Begin LISTED RECORDS
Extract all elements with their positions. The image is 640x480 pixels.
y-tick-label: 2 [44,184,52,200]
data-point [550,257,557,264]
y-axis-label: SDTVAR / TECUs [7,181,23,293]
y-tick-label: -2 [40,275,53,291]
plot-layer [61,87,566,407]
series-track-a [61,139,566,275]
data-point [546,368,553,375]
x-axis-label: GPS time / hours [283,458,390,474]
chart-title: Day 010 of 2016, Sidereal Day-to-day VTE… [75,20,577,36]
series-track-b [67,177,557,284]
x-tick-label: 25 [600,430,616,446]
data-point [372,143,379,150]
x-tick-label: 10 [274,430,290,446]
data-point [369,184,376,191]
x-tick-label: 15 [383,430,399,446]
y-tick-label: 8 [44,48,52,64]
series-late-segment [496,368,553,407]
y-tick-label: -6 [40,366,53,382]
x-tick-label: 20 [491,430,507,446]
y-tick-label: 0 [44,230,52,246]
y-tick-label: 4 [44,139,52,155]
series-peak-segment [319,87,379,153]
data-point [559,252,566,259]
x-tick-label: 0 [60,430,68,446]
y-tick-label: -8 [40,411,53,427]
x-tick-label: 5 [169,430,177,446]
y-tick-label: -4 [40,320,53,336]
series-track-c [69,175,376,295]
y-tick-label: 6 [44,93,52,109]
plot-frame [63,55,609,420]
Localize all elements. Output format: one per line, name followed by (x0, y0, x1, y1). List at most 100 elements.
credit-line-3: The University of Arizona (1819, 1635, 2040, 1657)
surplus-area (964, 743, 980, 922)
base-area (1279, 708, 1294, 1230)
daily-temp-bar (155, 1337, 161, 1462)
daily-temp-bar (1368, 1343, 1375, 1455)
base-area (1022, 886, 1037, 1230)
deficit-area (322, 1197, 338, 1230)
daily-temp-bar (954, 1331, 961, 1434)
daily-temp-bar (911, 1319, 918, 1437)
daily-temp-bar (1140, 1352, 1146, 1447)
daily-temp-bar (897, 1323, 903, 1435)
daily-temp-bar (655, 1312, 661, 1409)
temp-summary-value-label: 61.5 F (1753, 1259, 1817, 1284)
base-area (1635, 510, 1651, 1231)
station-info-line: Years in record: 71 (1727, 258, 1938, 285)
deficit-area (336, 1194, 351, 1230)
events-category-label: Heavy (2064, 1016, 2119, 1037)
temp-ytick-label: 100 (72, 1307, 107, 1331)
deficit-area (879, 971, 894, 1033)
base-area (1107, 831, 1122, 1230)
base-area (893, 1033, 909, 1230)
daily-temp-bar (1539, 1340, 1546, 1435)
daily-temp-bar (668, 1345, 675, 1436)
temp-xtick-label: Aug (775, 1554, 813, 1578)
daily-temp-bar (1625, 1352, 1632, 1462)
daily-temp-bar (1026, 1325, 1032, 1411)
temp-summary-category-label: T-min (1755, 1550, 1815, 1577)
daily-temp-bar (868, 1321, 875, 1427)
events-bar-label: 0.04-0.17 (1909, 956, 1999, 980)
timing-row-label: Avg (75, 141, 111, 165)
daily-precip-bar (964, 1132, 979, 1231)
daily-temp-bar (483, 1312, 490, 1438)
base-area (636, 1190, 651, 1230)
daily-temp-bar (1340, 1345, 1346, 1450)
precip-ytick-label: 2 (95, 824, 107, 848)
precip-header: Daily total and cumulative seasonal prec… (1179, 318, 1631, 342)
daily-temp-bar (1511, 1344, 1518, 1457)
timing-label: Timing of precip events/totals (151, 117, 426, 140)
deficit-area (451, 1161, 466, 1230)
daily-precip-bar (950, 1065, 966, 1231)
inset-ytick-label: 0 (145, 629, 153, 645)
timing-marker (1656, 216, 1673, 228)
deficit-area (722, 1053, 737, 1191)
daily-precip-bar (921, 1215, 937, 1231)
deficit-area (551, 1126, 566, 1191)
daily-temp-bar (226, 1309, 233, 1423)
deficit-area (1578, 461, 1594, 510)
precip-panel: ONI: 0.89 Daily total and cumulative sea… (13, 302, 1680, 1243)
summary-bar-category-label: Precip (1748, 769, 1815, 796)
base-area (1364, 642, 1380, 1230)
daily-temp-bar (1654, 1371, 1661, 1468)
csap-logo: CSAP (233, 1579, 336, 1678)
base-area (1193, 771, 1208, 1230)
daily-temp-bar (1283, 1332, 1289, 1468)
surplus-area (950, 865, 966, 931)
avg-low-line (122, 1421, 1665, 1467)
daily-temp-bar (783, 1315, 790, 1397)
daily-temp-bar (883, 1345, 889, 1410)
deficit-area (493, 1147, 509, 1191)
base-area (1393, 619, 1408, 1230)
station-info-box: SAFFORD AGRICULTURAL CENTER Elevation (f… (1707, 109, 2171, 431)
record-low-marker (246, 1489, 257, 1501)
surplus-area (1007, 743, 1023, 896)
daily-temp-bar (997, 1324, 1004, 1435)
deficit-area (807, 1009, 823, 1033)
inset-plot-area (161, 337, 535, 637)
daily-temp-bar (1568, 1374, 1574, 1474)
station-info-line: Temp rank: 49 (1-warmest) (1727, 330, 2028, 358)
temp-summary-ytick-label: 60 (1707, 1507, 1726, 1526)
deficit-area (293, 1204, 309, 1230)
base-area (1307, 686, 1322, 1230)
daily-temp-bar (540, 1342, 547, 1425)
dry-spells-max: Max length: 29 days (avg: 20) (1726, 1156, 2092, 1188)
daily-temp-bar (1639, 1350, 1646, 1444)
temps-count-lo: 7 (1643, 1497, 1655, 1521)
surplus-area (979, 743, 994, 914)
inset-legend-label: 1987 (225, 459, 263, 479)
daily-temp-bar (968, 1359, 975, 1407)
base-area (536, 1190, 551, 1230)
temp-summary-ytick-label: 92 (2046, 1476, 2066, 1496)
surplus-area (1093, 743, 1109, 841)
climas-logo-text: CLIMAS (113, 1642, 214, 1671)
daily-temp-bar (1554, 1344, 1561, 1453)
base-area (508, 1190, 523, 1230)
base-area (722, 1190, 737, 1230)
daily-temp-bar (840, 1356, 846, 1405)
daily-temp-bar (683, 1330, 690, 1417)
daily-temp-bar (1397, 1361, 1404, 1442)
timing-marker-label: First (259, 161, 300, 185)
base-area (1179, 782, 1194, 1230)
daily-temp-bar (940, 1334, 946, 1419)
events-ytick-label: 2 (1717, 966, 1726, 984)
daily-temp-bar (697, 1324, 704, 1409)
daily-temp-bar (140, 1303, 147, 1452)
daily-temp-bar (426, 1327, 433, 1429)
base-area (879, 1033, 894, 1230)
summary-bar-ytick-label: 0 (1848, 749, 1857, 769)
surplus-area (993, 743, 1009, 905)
End LISTED RECORDS
• TASK DIRECTIONS
Edit the entries above so that every "base-area" becomes "baseline-area", with everything else left unchanged.

• EXERCISE ANSWER
Extract all elements with their positions. The image is 640x480 pixels.
y-tick-label: 2 [44,184,52,200]
data-point [550,257,557,264]
y-axis-label: SDTVAR / TECUs [7,181,23,293]
y-tick-label: -2 [40,275,53,291]
plot-layer [61,87,566,407]
series-track-a [61,139,566,275]
data-point [546,368,553,375]
x-axis-label: GPS time / hours [283,458,390,474]
chart-title: Day 010 of 2016, Sidereal Day-to-day VTE… [75,20,577,36]
series-track-b [67,177,557,284]
x-tick-label: 25 [600,430,616,446]
data-point [372,143,379,150]
x-tick-label: 10 [274,430,290,446]
data-point [369,184,376,191]
x-tick-label: 15 [383,430,399,446]
y-tick-label: 8 [44,48,52,64]
series-late-segment [496,368,553,407]
y-tick-label: -6 [40,366,53,382]
x-tick-label: 20 [491,430,507,446]
y-tick-label: 0 [44,230,52,246]
y-tick-label: 4 [44,139,52,155]
series-peak-segment [319,87,379,153]
data-point [559,252,566,259]
x-tick-label: 0 [60,430,68,446]
y-tick-label: -8 [40,411,53,427]
x-tick-label: 5 [169,430,177,446]
y-tick-label: -4 [40,320,53,336]
series-track-c [69,175,376,295]
y-tick-label: 6 [44,93,52,109]
plot-frame [63,55,609,420]
Localize all elements. Output format: one per line, name followed by (x0, y0, x1, y1). List at most 100 elements.
credit-line-3: The University of Arizona (1819, 1635, 2040, 1657)
surplus-area (964, 743, 980, 922)
baseline-area (1279, 708, 1294, 1230)
daily-temp-bar (155, 1337, 161, 1462)
daily-temp-bar (1368, 1343, 1375, 1455)
baseline-area (1022, 886, 1037, 1230)
deficit-area (322, 1197, 338, 1230)
daily-temp-bar (954, 1331, 961, 1434)
daily-temp-bar (911, 1319, 918, 1437)
daily-temp-bar (1140, 1352, 1146, 1447)
daily-temp-bar (897, 1323, 903, 1435)
daily-temp-bar (655, 1312, 661, 1409)
temp-summary-value-label: 61.5 F (1753, 1259, 1817, 1284)
baseline-area (1635, 510, 1651, 1231)
station-info-line: Years in record: 71 (1727, 258, 1938, 285)
deficit-area (336, 1194, 351, 1230)
events-category-label: Heavy (2064, 1016, 2119, 1037)
temp-ytick-label: 100 (72, 1307, 107, 1331)
deficit-area (879, 971, 894, 1033)
baseline-area (1107, 831, 1122, 1230)
baseline-area (893, 1033, 909, 1230)
daily-temp-bar (1539, 1340, 1546, 1435)
daily-temp-bar (668, 1345, 675, 1436)
temp-xtick-label: Aug (775, 1554, 813, 1578)
daily-temp-bar (1625, 1352, 1632, 1462)
daily-temp-bar (1026, 1325, 1032, 1411)
temp-summary-category-label: T-min (1755, 1550, 1815, 1577)
daily-temp-bar (868, 1321, 875, 1427)
events-bar-label: 0.04-0.17 (1909, 956, 1999, 980)
timing-row-label: Avg (75, 141, 111, 165)
daily-precip-bar (964, 1132, 979, 1231)
daily-temp-bar (483, 1312, 490, 1438)
baseline-area (636, 1190, 651, 1230)
daily-temp-bar (1340, 1345, 1346, 1450)
precip-ytick-label: 2 (95, 824, 107, 848)
precip-header: Daily total and cumulative seasonal prec… (1179, 318, 1631, 342)
daily-temp-bar (1511, 1344, 1518, 1457)
timing-label: Timing of precip events/totals (151, 117, 426, 140)
deficit-area (451, 1161, 466, 1230)
daily-precip-bar (950, 1065, 966, 1231)
inset-ytick-label: 0 (145, 629, 153, 645)
timing-marker (1656, 216, 1673, 228)
deficit-area (722, 1053, 737, 1191)
daily-precip-bar (921, 1215, 937, 1231)
deficit-area (551, 1126, 566, 1191)
daily-temp-bar (226, 1309, 233, 1423)
deficit-area (1578, 461, 1594, 510)
precip-panel: ONI: 0.89 Daily total and cumulative sea… (13, 302, 1680, 1243)
summary-bar-category-label: Precip (1748, 769, 1815, 796)
baseline-area (1364, 642, 1380, 1230)
daily-temp-bar (1654, 1371, 1661, 1468)
csap-logo: CSAP (233, 1579, 336, 1678)
baseline-area (1193, 771, 1208, 1230)
daily-temp-bar (1283, 1332, 1289, 1468)
surplus-area (950, 865, 966, 931)
avg-low-line (122, 1421, 1665, 1467)
daily-temp-bar (783, 1315, 790, 1397)
daily-temp-bar (883, 1345, 889, 1410)
deficit-area (493, 1147, 509, 1191)
baseline-area (1393, 619, 1408, 1230)
station-info-box: SAFFORD AGRICULTURAL CENTER Elevation (f… (1707, 109, 2171, 431)
record-low-marker (246, 1489, 257, 1501)
surplus-area (1007, 743, 1023, 896)
daily-temp-bar (997, 1324, 1004, 1435)
deficit-area (807, 1009, 823, 1033)
inset-plot-area (161, 337, 535, 637)
daily-temp-bar (1568, 1374, 1574, 1474)
station-info-line: Temp rank: 49 (1-warmest) (1727, 330, 2028, 358)
temp-summary-ytick-label: 60 (1707, 1507, 1726, 1526)
deficit-area (293, 1204, 309, 1230)
baseline-area (1307, 686, 1322, 1230)
daily-temp-bar (540, 1342, 547, 1425)
dry-spells-max: Max length: 29 days (avg: 20) (1726, 1156, 2092, 1188)
daily-temp-bar (1639, 1350, 1646, 1444)
temps-count-lo: 7 (1643, 1497, 1655, 1521)
surplus-area (979, 743, 994, 914)
inset-legend-label: 1987 (225, 459, 263, 479)
daily-temp-bar (968, 1359, 975, 1407)
baseline-area (536, 1190, 551, 1230)
temp-summary-ytick-label: 92 (2046, 1476, 2066, 1496)
surplus-area (1093, 743, 1109, 841)
climas-logo-text: CLIMAS (113, 1642, 214, 1671)
daily-temp-bar (1554, 1344, 1561, 1453)
baseline-area (508, 1190, 523, 1230)
baseline-area (722, 1190, 737, 1230)
daily-temp-bar (840, 1356, 846, 1405)
daily-temp-bar (683, 1330, 690, 1417)
daily-temp-bar (1397, 1361, 1404, 1442)
timing-marker-label: First (259, 161, 300, 185)
baseline-area (1179, 782, 1194, 1230)
daily-temp-bar (940, 1334, 946, 1419)
events-ytick-label: 2 (1717, 966, 1726, 984)
daily-temp-bar (697, 1324, 704, 1409)
daily-temp-bar (140, 1303, 147, 1452)
daily-temp-bar (426, 1327, 433, 1429)
baseline-area (879, 1033, 894, 1230)
summary-bar-ytick-label: 0 (1848, 749, 1857, 769)
surplus-area (993, 743, 1009, 905)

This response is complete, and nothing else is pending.